**GIVEN INSTRUCTION:** Keep the pictures out and restate every record exactly.

**Figure contents as structured data:**
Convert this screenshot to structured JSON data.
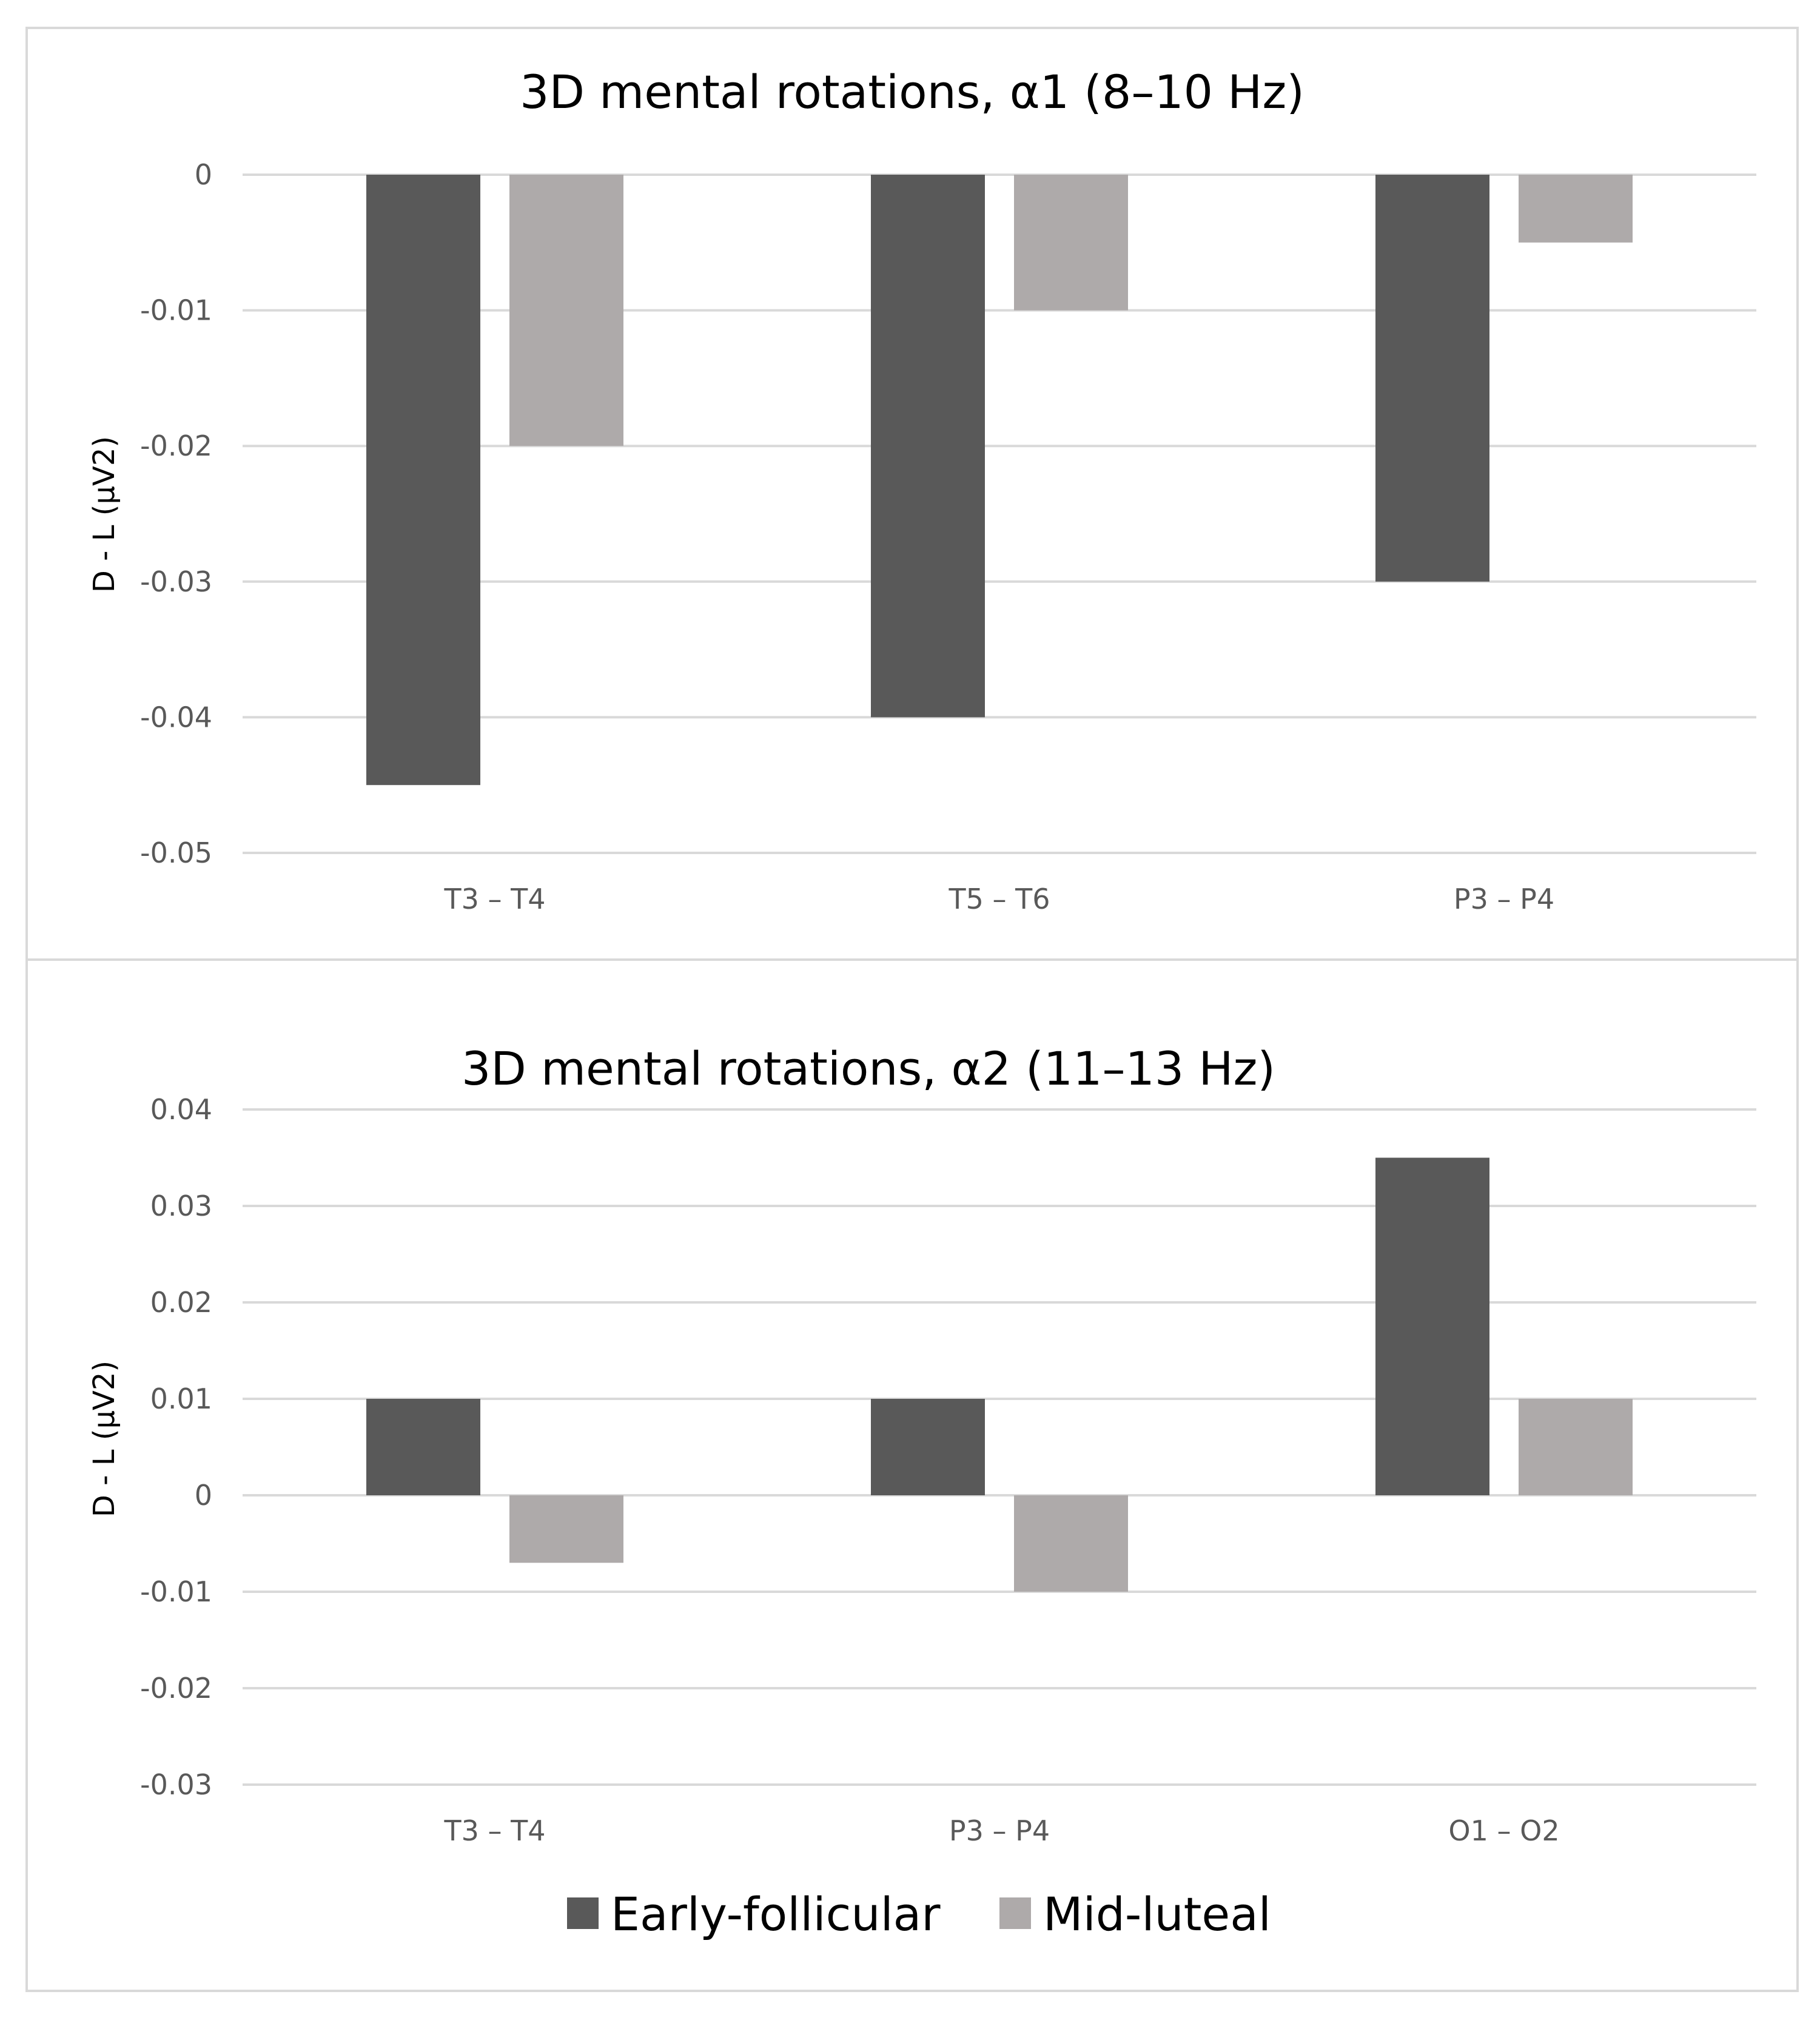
{
  "chart_data": [
    {
      "type": "bar",
      "title": "3D mental rotations, α1 (8–10 Hz)",
      "ylabel": "D - L (µV2)",
      "xlabel": "",
      "categories": [
        "T3 – T4",
        "T5 – T6",
        "P3 – P4"
      ],
      "ylim": [
        -0.05,
        0
      ],
      "yticks": [
        0,
        -0.01,
        -0.02,
        -0.03,
        -0.04,
        -0.05
      ],
      "ytick_labels": [
        "0",
        "-0.01",
        "-0.02",
        "-0.03",
        "-0.04",
        "-0.05"
      ],
      "grid": true,
      "series": [
        {
          "name": "Early-follicular",
          "color": "#595959",
          "values": [
            -0.045,
            -0.04,
            -0.03
          ]
        },
        {
          "name": "Mid-luteal",
          "color": "#aeaaaa",
          "values": [
            -0.02,
            -0.01,
            -0.005
          ]
        }
      ]
    },
    {
      "type": "bar",
      "title": "3D mental rotations, α2 (11–13 Hz)",
      "ylabel": "D - L (µV2)",
      "xlabel": "",
      "categories": [
        "T3 – T4",
        "P3 – P4",
        "O1 – O2"
      ],
      "ylim": [
        -0.03,
        0.04
      ],
      "yticks": [
        0.04,
        0.03,
        0.02,
        0.01,
        0,
        -0.01,
        -0.02,
        -0.03
      ],
      "ytick_labels": [
        "0.04",
        "0.03",
        "0.02",
        "0.01",
        "0",
        "-0.01",
        "-0.02",
        "-0.03"
      ],
      "grid": true,
      "series": [
        {
          "name": "Early-follicular",
          "color": "#595959",
          "values": [
            0.01,
            0.01,
            0.035
          ]
        },
        {
          "name": "Mid-luteal",
          "color": "#aeaaaa",
          "values": [
            -0.007,
            -0.01,
            0.01
          ]
        }
      ]
    }
  ],
  "legend": {
    "placement": "bottom-center",
    "items": [
      {
        "label": "Early-follicular",
        "color": "#595959"
      },
      {
        "label": "Mid-luteal",
        "color": "#aeaaaa"
      }
    ]
  }
}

**EXPECTED ANSWER:**
Convert this screenshot to structured JSON data.
{
  "chart_data": [
    {
      "type": "bar",
      "title": "3D mental rotations, α1 (8–10 Hz)",
      "ylabel": "D - L (µV2)",
      "xlabel": "",
      "categories": [
        "T3 – T4",
        "T5 – T6",
        "P3 – P4"
      ],
      "ylim": [
        -0.05,
        0
      ],
      "yticks": [
        0,
        -0.01,
        -0.02,
        -0.03,
        -0.04,
        -0.05
      ],
      "ytick_labels": [
        "0",
        "-0.01",
        "-0.02",
        "-0.03",
        "-0.04",
        "-0.05"
      ],
      "grid": true,
      "series": [
        {
          "name": "Early-follicular",
          "color": "#595959",
          "values": [
            -0.045,
            -0.04,
            -0.03
          ]
        },
        {
          "name": "Mid-luteal",
          "color": "#aeaaaa",
          "values": [
            -0.02,
            -0.01,
            -0.005
          ]
        }
      ]
    },
    {
      "type": "bar",
      "title": "3D mental rotations, α2 (11–13 Hz)",
      "ylabel": "D - L (µV2)",
      "xlabel": "",
      "categories": [
        "T3 – T4",
        "P3 – P4",
        "O1 – O2"
      ],
      "ylim": [
        -0.03,
        0.04
      ],
      "yticks": [
        0.04,
        0.03,
        0.02,
        0.01,
        0,
        -0.01,
        -0.02,
        -0.03
      ],
      "ytick_labels": [
        "0.04",
        "0.03",
        "0.02",
        "0.01",
        "0",
        "-0.01",
        "-0.02",
        "-0.03"
      ],
      "grid": true,
      "series": [
        {
          "name": "Early-follicular",
          "color": "#595959",
          "values": [
            0.01,
            0.01,
            0.035
          ]
        },
        {
          "name": "Mid-luteal",
          "color": "#aeaaaa",
          "values": [
            -0.007,
            -0.01,
            0.01
          ]
        }
      ]
    }
  ],
  "legend": {
    "placement": "bottom-center",
    "items": [
      {
        "label": "Early-follicular",
        "color": "#595959"
      },
      {
        "label": "Mid-luteal",
        "color": "#aeaaaa"
      }
    ]
  }
}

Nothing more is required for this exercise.